## [Stated exercise A]
In the closing conditions text below, list the three kinds of title matters that condition (vii) excepts from the bar on material and adverse defects or encumbrances.
※
6.             Closing Conditions.
 
a.             Buyer Closing Conditions.  Buyer’s obligations under this Agreement are contingent upon satisfaction or waiver of the following (collectively, the Buyer Closing Conditions):
 
(i)            Buyer shall have received the Approvals required for the Intended Use, and the Approvals shall be final and unappealable.
 
(ii)           Buyer shall have received all licenses and approvals from all applicable governmental authorities which are required to permit Buyer to develop the Property for the Intended Use, including, without limitation, approval of Buyer’s site plan and preliminary and final subdivision plats, and such approvals shall be final and unappealable.
 
(iii)          Buyer shall have received all approvals and consents with respect to Buyer’s plans and specifications, site plan and related materials and information which are required pursuant to the provisions of any declaration or restrictions affecting the Property.
 
(iv)          No lawsuit, appeal or other action shall have been filed by any party, directly or indirectly, involving the Property, including without limitation, any such lawsuit, appeal or other action for the purpose of challenging, contesting or seeking to prohibit, restrain, enjoin or delay any change in zoning or restrictive covenants required to permit development of the Property for the Intended Use in accordance with Buyer’s plans.
 
 
 

 
 
(v)           There shall exist no moratorium or other action or directive by any governmental authority which would prohibit, restrain, enjoin or delay Purchaser from construction, or delay Buyer in connection with the development of the Property for the Intended Use in accordance with Buyer’s plans.
 
(vi)          All of Seller’s representations and warranties shall be true and correct in all material respects and Seller shall have performed all of Seller’s material obligations under this Agreement.
 
(vii)         There shall be no material and adverse change in the condition of the Property arising after the expiration of the Inspection Period and not caused by Buyer, and no material and adverse defect or encumbrance affecting the title to the Property except those matters accepted in writing by Buyer during the Inspection Period, those matters constituting Permitted Encumbrances and those matters to be satisfied by Seller at Closing.
 
b.            Failure of a Buyer Closing Condition.  If any of the Buyer Closing Conditions has not been satisfied on or before the Closing Date (or Buyer reasonably determines that any one or more of such conditions will not be satisfied during such period of time), then Buyer may terminate this Agreement by written notice to Seller, in which event this Agreement shall terminate, the Earnest Money shall be refunded to Buyer and the parties shall have no further right or obligation under this Agreement (except for rights or obligations which expressly survive the termination of this Agreement).  Buyer shall have the right to unilaterally waive any Buyer Closing Conditions by written notice to Seller or by proceeding to Closing.
※
## [Stated exercise B]
Please output the records from their first line through the line containing "rotation-x-field[interactable]: 0 (115, 129, 197, 151)" as a Markdown table with the columns Row and Line, numbering each row and skipping blank lines.

## [Records to process]
※
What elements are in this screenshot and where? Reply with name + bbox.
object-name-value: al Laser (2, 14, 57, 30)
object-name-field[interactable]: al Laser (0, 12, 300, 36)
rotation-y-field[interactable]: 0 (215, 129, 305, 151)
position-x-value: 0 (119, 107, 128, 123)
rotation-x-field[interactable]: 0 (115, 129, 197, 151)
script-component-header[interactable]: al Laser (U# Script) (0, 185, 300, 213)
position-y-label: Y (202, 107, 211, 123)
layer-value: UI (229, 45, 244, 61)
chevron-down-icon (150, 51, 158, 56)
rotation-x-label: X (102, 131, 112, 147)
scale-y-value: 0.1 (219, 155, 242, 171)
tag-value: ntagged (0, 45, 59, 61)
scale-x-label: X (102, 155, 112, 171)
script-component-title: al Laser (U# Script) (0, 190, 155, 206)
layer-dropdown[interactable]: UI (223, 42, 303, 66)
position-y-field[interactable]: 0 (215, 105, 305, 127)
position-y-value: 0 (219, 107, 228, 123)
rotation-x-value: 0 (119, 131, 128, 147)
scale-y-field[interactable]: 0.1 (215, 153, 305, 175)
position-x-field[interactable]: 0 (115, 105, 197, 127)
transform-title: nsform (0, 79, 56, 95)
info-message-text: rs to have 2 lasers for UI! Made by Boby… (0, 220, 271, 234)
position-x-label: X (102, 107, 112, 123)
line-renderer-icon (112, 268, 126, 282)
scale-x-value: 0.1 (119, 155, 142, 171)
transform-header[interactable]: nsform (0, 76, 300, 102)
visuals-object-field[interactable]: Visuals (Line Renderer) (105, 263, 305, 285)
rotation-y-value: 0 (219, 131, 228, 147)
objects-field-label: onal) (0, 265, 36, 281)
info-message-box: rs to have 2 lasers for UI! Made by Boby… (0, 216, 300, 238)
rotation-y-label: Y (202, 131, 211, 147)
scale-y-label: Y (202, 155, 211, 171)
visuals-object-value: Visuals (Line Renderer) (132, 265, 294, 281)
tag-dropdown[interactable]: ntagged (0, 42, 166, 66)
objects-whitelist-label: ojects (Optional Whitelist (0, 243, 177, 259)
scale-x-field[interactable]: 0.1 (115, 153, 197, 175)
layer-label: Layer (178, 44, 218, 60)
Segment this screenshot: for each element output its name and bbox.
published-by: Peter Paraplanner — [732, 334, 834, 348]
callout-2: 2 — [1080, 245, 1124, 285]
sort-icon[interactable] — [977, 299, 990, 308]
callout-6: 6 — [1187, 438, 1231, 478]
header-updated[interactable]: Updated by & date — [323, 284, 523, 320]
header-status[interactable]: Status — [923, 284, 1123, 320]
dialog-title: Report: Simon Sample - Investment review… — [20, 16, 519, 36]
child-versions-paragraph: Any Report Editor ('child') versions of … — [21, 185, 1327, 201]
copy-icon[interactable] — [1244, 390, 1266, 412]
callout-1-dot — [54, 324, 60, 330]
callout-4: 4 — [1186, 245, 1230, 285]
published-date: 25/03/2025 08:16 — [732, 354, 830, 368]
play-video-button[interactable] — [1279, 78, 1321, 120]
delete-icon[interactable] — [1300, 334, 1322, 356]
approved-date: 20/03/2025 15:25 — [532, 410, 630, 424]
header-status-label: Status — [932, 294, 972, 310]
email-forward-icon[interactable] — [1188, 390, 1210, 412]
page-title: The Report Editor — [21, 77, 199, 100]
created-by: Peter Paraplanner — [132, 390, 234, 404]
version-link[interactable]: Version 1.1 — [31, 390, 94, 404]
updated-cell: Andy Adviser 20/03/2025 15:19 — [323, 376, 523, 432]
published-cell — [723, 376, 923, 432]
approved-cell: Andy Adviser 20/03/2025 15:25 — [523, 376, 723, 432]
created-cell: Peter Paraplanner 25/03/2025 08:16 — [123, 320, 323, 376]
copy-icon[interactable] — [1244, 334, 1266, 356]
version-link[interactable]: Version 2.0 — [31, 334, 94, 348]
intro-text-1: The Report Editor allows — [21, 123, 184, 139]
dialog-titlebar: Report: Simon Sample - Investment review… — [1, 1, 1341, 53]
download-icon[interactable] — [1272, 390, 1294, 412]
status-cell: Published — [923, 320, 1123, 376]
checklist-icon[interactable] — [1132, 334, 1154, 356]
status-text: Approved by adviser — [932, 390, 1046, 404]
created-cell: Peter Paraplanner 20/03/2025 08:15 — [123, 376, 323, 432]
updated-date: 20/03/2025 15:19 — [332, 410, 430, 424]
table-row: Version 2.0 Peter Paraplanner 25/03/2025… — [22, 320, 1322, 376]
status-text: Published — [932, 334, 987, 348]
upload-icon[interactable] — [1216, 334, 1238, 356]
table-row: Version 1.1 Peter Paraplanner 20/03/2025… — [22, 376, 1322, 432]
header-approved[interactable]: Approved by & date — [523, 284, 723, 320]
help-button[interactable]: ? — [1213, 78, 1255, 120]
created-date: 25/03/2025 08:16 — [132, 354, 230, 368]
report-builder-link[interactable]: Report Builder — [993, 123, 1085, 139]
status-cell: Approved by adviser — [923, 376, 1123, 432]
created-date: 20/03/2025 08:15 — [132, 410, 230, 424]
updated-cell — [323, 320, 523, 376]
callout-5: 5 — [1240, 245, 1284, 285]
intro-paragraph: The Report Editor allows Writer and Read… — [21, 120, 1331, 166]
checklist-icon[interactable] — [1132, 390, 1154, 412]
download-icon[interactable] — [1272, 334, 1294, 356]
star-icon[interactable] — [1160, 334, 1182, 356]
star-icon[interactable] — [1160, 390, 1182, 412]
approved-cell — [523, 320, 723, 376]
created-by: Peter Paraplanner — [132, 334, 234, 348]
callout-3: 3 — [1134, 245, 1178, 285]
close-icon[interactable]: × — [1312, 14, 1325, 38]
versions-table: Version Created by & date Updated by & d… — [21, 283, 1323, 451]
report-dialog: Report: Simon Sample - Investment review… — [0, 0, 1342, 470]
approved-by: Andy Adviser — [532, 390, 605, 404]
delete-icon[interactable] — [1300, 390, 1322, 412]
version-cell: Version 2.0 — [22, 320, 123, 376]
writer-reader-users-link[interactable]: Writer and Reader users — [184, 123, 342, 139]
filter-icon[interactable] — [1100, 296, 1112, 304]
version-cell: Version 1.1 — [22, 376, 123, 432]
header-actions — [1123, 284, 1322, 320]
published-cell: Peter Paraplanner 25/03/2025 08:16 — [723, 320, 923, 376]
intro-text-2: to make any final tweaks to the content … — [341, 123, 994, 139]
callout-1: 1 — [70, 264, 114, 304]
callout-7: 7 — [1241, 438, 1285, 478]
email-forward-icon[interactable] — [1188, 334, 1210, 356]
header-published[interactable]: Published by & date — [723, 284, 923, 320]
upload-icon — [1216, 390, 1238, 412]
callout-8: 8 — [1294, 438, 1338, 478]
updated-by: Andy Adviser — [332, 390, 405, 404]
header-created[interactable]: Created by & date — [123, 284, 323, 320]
※
## [Task response A]
- Matters accepted in writing by Buyer during the Inspection Period
- Matters constituting Permitted Encumbrances
- Matters to be satisfied by Seller at Closing

## [Task response B]
| Row | Line |
|---|---|
| 1 | What elements are in this screenshot and where? Reply with name + bbox. |
| 2 | object-name-value: al Laser (2, 14, 57, 30) |
| 3 | object-name-field[interactable]: al Laser (0, 12, 300, 36) |
| 4 | rotation-y-field[interactable]: 0 (215, 129, 305, 151) |
| 5 | position-x-value: 0 (119, 107, 128, 123) |
| 6 | rotation-x-field[interactable]: 0 (115, 129, 197, 151) |